*EXTRACT TO READ:*

[Start of Attachment]

From Vanessa Chan, Sick Kids Hospital, Toronto:
Hi George, What is your opinion on the algorithm of tests when testing for lupus anticoagulant? If the mixing tests are normal, should we continue with a confirmatory test? The recent BJH guidelines say, “Mixing tests are a criterion for LA and improve the specificity. However, they introduce a dilution factor and may make weak LA samples appear negative. In the absence of any other causes of prolonged clotting times, such samples should be considered LA positive if the screen and confirmatory tests on undiluted plasma give positive results. Whenever possible, this should be confirmed by testing a fresh sample.” This indicates that a confirmatory test is done even when mixing studies correct (appear negative). Responses from other labs and clinicians are most welcome!

[End of Attachment]

*EXERCISE 1:* In the note on lupus anticoagulant testing, what drawback of mixing tests do the guidelines name?
*EXERCISE 2:* Carry on the note on lupus anticoagulant testing from the point where it stops.

*EXTRACTED MATERIAL:*
[Start of Attachment]

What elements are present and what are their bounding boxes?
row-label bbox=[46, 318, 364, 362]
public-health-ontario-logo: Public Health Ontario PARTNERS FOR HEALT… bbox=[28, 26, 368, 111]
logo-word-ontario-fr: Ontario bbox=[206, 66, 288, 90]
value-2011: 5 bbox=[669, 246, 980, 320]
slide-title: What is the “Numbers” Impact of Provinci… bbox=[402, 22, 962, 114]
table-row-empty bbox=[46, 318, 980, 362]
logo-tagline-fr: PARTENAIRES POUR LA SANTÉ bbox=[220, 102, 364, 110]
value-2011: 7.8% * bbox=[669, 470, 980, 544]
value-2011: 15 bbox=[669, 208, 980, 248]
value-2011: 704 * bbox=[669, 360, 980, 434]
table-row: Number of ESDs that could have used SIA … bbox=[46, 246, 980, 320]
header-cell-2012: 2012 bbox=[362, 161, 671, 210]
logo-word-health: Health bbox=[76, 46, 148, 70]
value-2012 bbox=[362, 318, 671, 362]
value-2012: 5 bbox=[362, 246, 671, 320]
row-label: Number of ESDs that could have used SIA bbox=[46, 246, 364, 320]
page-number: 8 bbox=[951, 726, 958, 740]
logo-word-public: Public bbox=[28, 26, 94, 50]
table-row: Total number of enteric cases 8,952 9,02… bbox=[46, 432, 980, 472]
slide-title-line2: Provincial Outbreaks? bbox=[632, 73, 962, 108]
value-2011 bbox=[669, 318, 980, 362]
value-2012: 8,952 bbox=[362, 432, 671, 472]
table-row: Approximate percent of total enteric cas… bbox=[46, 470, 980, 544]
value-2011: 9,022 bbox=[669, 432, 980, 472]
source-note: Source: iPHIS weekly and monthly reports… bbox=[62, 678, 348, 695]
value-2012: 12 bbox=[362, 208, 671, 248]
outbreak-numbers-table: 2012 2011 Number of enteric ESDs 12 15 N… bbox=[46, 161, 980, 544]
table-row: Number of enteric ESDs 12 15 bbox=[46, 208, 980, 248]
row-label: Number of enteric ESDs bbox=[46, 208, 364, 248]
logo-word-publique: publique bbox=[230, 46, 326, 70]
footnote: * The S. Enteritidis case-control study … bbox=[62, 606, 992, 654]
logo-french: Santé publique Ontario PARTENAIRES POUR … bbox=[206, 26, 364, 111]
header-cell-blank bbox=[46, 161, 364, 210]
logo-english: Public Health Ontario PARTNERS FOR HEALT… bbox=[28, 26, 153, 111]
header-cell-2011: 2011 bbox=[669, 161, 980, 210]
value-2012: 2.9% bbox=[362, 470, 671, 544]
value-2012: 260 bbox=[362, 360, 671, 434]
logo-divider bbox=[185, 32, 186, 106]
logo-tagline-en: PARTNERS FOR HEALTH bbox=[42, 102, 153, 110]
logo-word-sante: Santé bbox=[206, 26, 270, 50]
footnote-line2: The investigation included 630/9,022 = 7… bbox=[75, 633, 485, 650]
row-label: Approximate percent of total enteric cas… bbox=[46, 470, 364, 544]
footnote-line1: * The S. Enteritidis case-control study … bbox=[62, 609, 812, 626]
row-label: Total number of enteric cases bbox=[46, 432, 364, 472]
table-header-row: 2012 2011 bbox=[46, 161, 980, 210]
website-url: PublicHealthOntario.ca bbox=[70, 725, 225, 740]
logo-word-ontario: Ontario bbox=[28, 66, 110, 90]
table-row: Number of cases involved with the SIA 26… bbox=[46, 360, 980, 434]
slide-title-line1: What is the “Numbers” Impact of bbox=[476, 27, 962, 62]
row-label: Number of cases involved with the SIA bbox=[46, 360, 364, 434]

[End of Attachment]

*ANSWER AREA 1:* They introduce a dilution factor and may make weak LA samples appear negative.

*ANSWER AREA 2:*
Hi, Vanessa, and thank you for your question. When a patient specimen has a prolonged partial thromboplastin time (PTT) and you have ruled out heparin, you first mix 1 part patient platelet-free-plasma with 1 part platelet-free pooled normal plasma (PNP) and performing an immediate PTT on the mix. If the result “corrects” to within 10% of the PNP PTT, incubate 1–2 hours at 37°C and repeat, comparing the result to the result of incubated PNP. Some LAs are time- and temperature-dependent, so you may detect an LA upon incubation.
If the immediate and incubated mixing study results both correct, but there is high suspicion of LA, some lab operators repeat both immediate and incubated PTT mixes using 4 parts patient plasma to 1 part PNP, which provides greater sensitivity for the LA. If the 4:1 mix corrects in both phases, LA may be ruled out and it is not necessary to continue with the LA screen and confirm test. In all cases, ensure the patient specimen and the reagent PNP are platelet-free.
I hope this helps, and I invite comments, as labs all tend to approach this question in different ways.